WRITTEN TASK: Where a line in the listing contains the string "provveduto", copy that line out.

ENTRIES SHOWN:

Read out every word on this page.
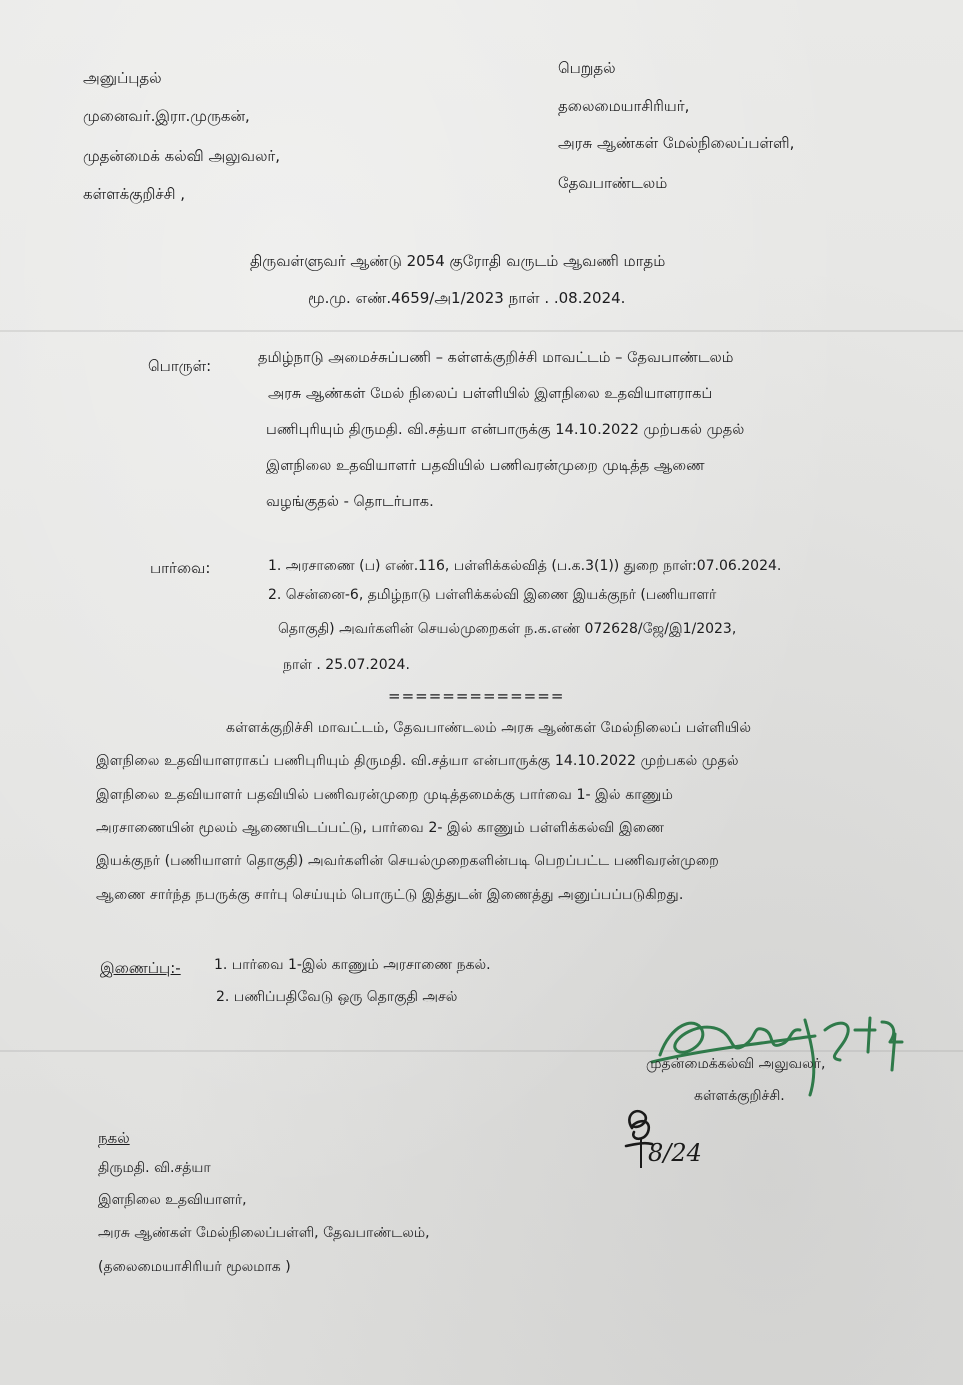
அனுப்புதல்
முனைவர்.இரா.முருகன்,
முதன்மைக் கல்வி அலுவலர்,
கள்ளக்குறிச்சி ,
பெறுதல்
தலைமையாசிரியர்,
அரசு ஆண்கள் மேல்நிலைப்பள்ளி,
தேவபாண்டலம்
திருவள்ளுவர் ஆண்டு 2054 குரோதி வருடம் ஆவணி மாதம்
மூ.மு. எண்.4659/அ1/2023 நாள் . .08.2024.
பொருள்:	தமிழ்நாடு அமைச்சுப்பணி – கள்ளக்குறிச்சி மாவட்டம் – தேவபாண்டலம்
அரசு ஆண்கள் மேல் நிலைப் பள்ளியில் இளநிலை உதவியாளராகப்
பணிபுரியும் திருமதி. வி.சத்யா என்பாருக்கு 14.10.2022 முற்பகல் முதல்
இளநிலை உதவியாளர் பதவியில் பணிவரன்முறை முடித்த ஆணை
வழங்குதல் - தொடர்பாக.
பார்வை:	1. அரசாணை (ப) எண்.116, பள்ளிக்கல்வித் (ப.க.3(1)) துறை நாள்:07.06.2024.
2. சென்னை-6, தமிழ்நாடு பள்ளிக்கல்வி இணை இயக்குநர் (பணியாளர்
தொகுதி) அவர்களின் செயல்முறைகள் ந.க.எண் 072628/ஜே/இ1/2023,
நாள் . 25.07.2024.
=============
கள்ளக்குறிச்சி மாவட்டம், தேவபாண்டலம் அரசு ஆண்கள் மேல்நிலைப் பள்ளியில்
இளநிலை உதவியாளராகப் பணிபுரியும் திருமதி. வி.சத்யா என்பாருக்கு 14.10.2022 முற்பகல் முதல்
இளநிலை உதவியாளர் பதவியில் பணிவரன்முறை முடித்தமைக்கு பார்வை 1- இல் காணும்
அரசாணையின் மூலம் ஆணையிடப்பட்டு, பார்வை 2- இல் காணும் பள்ளிக்கல்வி இணை
இயக்குநர் (பணியாளர் தொகுதி) அவர்களின் செயல்முறைகளின்படி பெறப்பட்ட பணிவரன்முறை
ஆணை சார்ந்த நபருக்கு சார்பு செய்யும் பொருட்டு இத்துடன் இணைத்து அனுப்பப்படுகிறது.
இணைப்பு:- 1. பார்வை 1-இல் காணும் அரசாணை நகல்.
2. பணிப்பதிவேடு ஒரு தொகுதி அசல்
முதன்மைக்கல்வி அலுவலர்,
கள்ளக்குறிச்சி.
8/24
நகல்
திருமதி. வி.சத்யா
இளநிலை உதவியாளர்,
அரசு ஆண்கள் மேல்நிலைப்பள்ளி, தேவபாண்டலம்,
(தலைமையாசிரியர் மூலமாக )
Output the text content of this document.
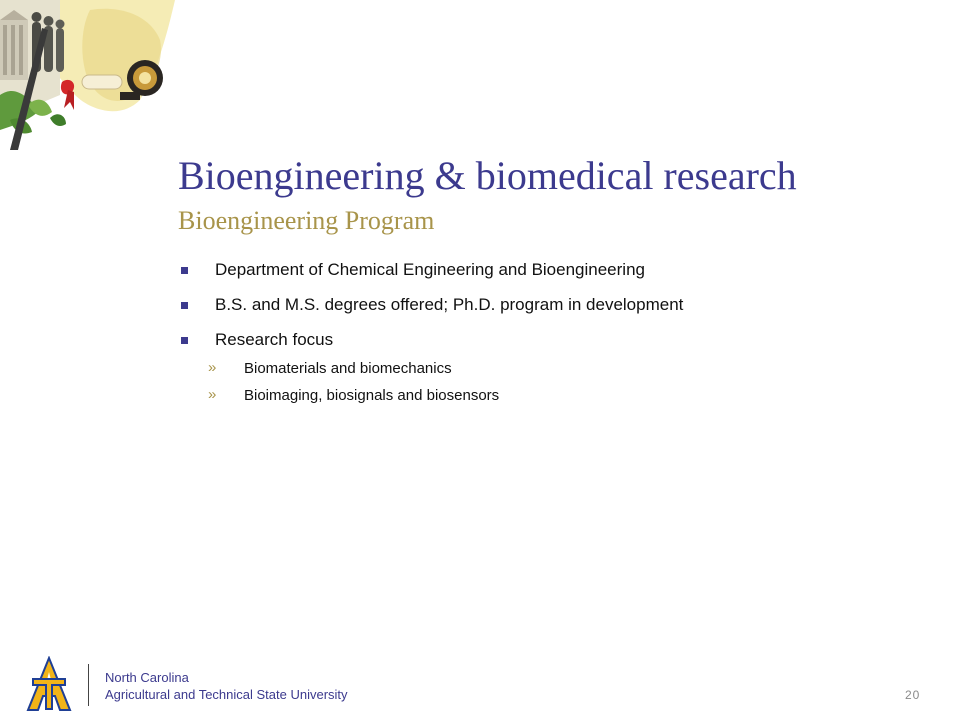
Bioengineering & biomedical research
Bioengineering Program
Department of Chemical Engineering and Bioengineering
B.S. and M.S. degrees offered; Ph.D. program in development
Research focus
» Biomaterials and biomechanics
» Bioimaging, biosignals and biosensors
North Carolina
Agricultural and Technical State University	20
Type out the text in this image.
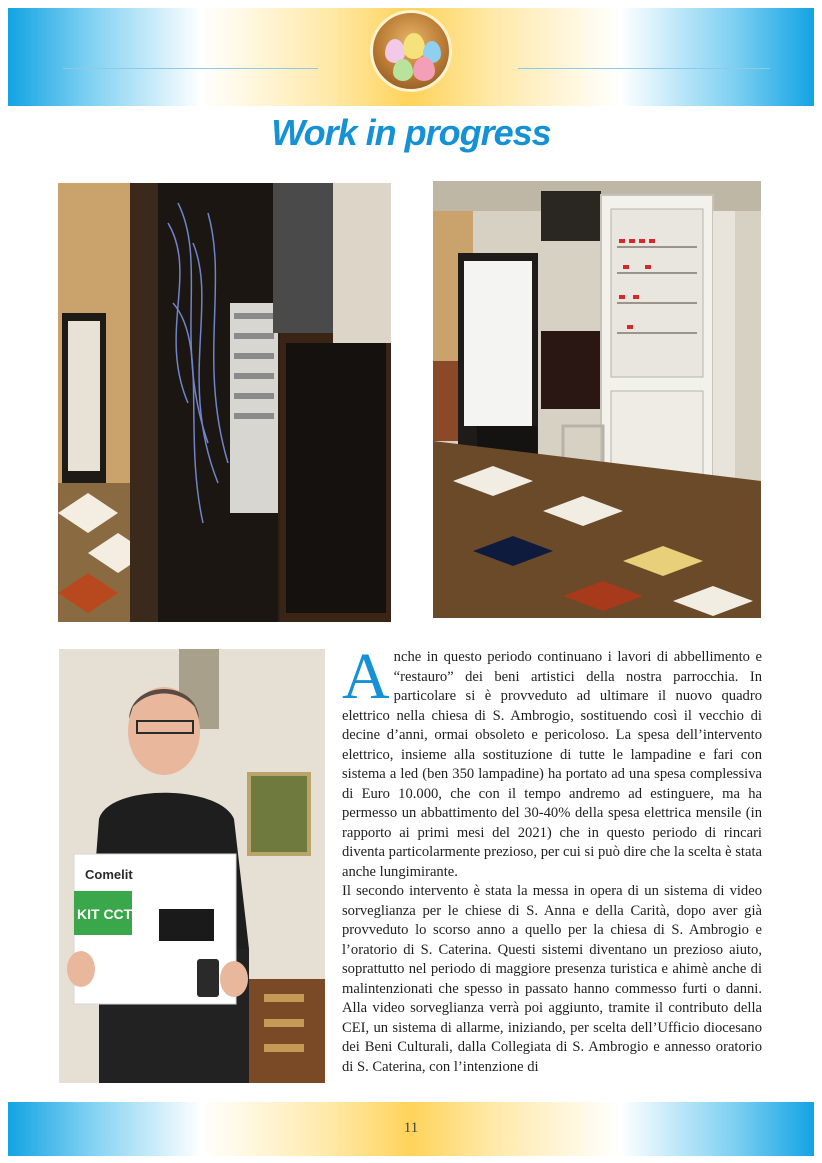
Work in progress
Comelit
KIT CCTV

Anche in questo periodo continuano i lavori di abbellimento e “restauro” dei beni artistici della nostra parrocchia. In particolare si è provveduto ad ultimare il nuovo quadro elettrico nella chiesa di S. Ambrogio, sostituendo così il vecchio di decine d’anni, ormai obsoleto e pericoloso. La spesa dell’intervento elettrico, insieme alla sostituzione di tutte le lampadine e fari con sistema a led (ben 350 lampadine) ha portato ad una spesa complessiva di Euro 10.000, che con il tempo andremo ad estinguere, ma ha permesso un abbattimento del 30-40% della spesa elettrica mensile (in rapporto ai primi mesi del 2021) che in questo periodo di rincari diventa particolarmente prezioso, per cui si può dire che la scelta è stata anche lungimirante.

Il secondo intervento è stata la messa in opera di un sistema di video sorveglianza per le chiese di S. Anna e della Carità, dopo aver già provveduto lo scorso anno a quello per la chiesa di S. Ambrogio e l’oratorio di S. Caterina. Questi sistemi diventano un prezioso aiuto, soprattutto nel periodo di maggiore presenza turistica e ahimè anche di malintenzionati che spesso in passato hanno commesso furti o danni. Alla video sorveglianza verrà poi aggiunto, tramite il contributo della CEI, un sistema di allarme, iniziando, per scelta dell’Ufficio diocesano dei Beni Culturali, dalla Collegiata di S. Ambrogio e annesso oratorio di S. Caterina, con l’intenzione di

11
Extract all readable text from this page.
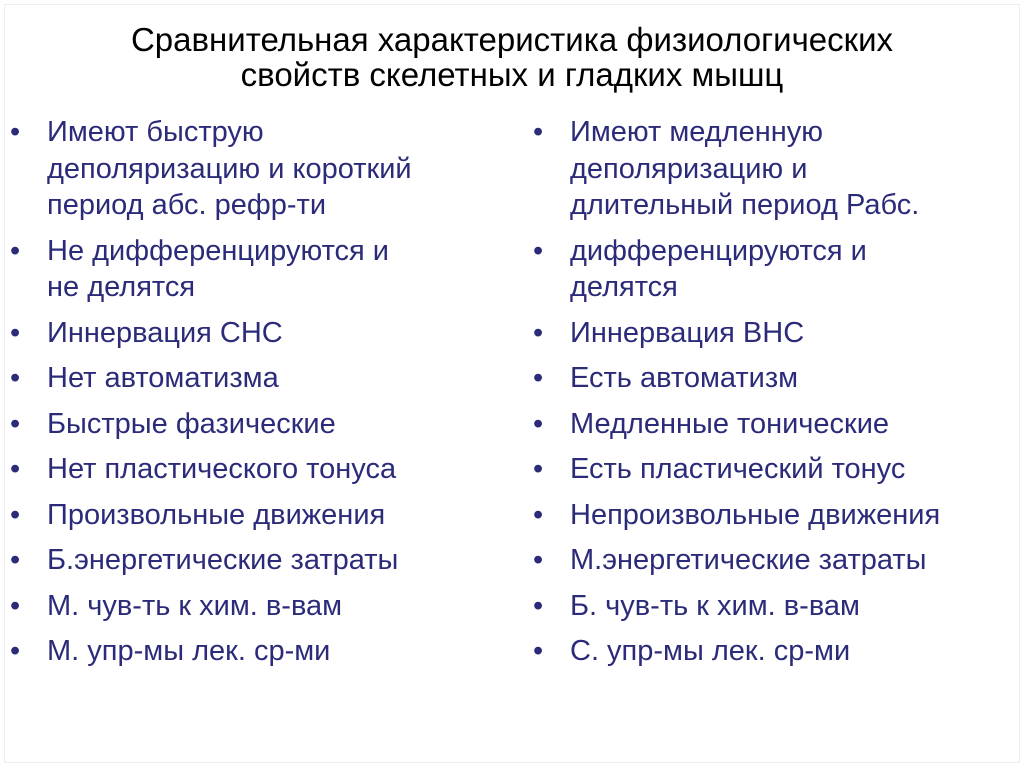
Сравнительная характеристика физиологических
свойств скелетных и гладких мышц
• Имеют быструю
деполяризацию и короткий
период абс. рефр-ти
• Не дифференцируются и
не делятся
• Иннервация СНС
• Нет автоматизма
• Быстрые фазические
• Нет пластического тонуса
• Произвольные движения
• Б.энергетические затраты
• М. чув-ть к хим. в-вам
• М. упр-мы лек. ср-ми
• Имеют медленную
деполяризацию и
длительный период Рабс.
• дифференцируются и
делятся
• Иннервация ВНС
• Есть автоматизм
• Медленные тонические
• Есть пластический тонус
• Непроизвольные движения
• М.энергетические затраты
• Б. чув-ть к хим. в-вам
• С. упр-мы лек. ср-ми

RESPONSE TO THE EXERCISE:
Anche in questo periodo continuano i lavori di abbellimento e “restauro” dei beni artistici della nostra parrocchia. In particolare si è provveduto ad ultimare il nuovo quadro elettrico nella chiesa di S. Ambrogio, sostituendo così il vecchio di decine d’anni, ormai obsoleto e pericoloso. La spesa dell’intervento elettrico, insieme alla sostituzione di tutte le lampadine e fari con sistema a led (ben 350 lampadine) ha portato ad una spesa complessiva di Euro 10.000, che con il tempo andremo ad estinguere, ma ha permesso un abbattimento del 30-40% della spesa elettrica mensile (in rapporto ai primi mesi del 2021) che in questo periodo di rincari diventa particolarmente prezioso, per cui si può dire che la scelta è stata anche lungimirante.
Il secondo intervento è stata la messa in opera di un sistema di video sorveglianza per le chiese di S. Anna e della Carità, dopo aver già provveduto lo scorso anno a quello per la chiesa di S. Ambrogio e l’oratorio di S. Caterina. Questi sistemi diventano un prezioso aiuto, soprattutto nel periodo di maggiore presenza turistica e ahimè anche di malintenzionati che spesso in passato hanno commesso furti o danni. Alla video sorveglianza verrà poi aggiunto, tramite il contributo della CEI, un sistema di allarme, iniziando, per scelta dell’Ufficio diocesano dei Beni Culturali, dalla Collegiata di S. Ambrogio e annesso oratorio di S. Caterina, con l’intenzione di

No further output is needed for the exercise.